Check each line of the entries below for the string "face"; copy every line where it appears.

════

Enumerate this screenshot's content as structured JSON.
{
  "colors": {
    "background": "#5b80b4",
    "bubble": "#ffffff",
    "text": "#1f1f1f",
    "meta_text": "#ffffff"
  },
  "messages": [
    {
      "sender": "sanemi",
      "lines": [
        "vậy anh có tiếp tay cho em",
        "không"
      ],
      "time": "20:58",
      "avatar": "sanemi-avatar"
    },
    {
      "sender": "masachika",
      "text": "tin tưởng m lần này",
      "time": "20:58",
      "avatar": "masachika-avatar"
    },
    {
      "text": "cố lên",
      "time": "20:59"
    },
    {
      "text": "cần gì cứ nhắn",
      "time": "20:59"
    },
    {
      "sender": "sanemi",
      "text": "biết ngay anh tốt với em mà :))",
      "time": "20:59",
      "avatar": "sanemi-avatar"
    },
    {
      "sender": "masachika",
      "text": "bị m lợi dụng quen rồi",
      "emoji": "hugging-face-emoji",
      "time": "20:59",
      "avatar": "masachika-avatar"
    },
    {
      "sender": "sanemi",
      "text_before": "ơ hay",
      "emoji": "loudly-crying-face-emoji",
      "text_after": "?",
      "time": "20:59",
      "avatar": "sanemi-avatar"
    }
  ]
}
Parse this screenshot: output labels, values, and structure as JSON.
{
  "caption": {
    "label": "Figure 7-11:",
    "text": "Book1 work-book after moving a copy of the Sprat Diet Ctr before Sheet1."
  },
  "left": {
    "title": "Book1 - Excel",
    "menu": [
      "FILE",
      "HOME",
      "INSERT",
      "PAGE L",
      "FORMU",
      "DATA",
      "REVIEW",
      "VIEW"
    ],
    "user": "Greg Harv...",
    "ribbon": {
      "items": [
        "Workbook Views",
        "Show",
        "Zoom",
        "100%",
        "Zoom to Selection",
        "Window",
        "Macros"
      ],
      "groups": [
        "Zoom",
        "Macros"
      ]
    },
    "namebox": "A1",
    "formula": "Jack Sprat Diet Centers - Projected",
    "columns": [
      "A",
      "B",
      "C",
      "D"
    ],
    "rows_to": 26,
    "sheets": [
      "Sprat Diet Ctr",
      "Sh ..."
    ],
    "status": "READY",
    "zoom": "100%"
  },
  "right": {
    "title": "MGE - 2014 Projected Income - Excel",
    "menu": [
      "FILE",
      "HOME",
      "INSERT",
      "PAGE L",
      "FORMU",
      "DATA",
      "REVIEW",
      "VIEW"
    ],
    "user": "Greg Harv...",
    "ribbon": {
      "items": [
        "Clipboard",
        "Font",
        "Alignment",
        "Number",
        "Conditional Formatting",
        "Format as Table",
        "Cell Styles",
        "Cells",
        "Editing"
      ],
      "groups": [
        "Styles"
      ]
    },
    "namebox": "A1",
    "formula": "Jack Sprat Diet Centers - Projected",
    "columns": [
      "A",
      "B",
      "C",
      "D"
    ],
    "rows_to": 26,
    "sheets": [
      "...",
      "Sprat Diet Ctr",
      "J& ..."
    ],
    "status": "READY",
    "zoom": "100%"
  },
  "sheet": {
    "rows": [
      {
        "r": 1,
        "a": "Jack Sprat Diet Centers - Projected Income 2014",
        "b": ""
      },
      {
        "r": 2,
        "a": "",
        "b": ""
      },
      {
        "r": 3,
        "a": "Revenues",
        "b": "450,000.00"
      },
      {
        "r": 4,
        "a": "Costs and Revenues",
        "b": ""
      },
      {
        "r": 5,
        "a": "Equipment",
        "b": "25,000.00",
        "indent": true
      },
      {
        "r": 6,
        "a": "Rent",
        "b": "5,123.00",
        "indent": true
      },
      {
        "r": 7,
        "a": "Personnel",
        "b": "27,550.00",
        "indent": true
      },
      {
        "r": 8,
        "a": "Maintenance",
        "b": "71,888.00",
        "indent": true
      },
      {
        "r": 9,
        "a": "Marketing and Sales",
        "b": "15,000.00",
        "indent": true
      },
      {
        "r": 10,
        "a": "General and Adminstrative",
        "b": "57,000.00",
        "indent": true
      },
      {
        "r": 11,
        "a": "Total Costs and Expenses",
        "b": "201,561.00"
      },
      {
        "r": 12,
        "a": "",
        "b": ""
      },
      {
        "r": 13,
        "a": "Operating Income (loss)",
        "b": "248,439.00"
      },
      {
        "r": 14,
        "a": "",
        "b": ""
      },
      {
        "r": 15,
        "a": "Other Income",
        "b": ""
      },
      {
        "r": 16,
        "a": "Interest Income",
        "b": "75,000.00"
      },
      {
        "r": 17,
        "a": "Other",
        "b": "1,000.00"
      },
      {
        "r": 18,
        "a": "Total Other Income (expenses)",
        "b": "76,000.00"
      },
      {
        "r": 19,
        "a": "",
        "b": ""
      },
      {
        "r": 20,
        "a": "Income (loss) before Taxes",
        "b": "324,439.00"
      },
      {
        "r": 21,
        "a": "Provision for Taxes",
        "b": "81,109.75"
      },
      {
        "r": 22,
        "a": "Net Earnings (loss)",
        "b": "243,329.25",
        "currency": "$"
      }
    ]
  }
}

════

Exercise result:
      "emoji": "hugging-face-emoji",
      "emoji": "loudly-crying-face-emoji",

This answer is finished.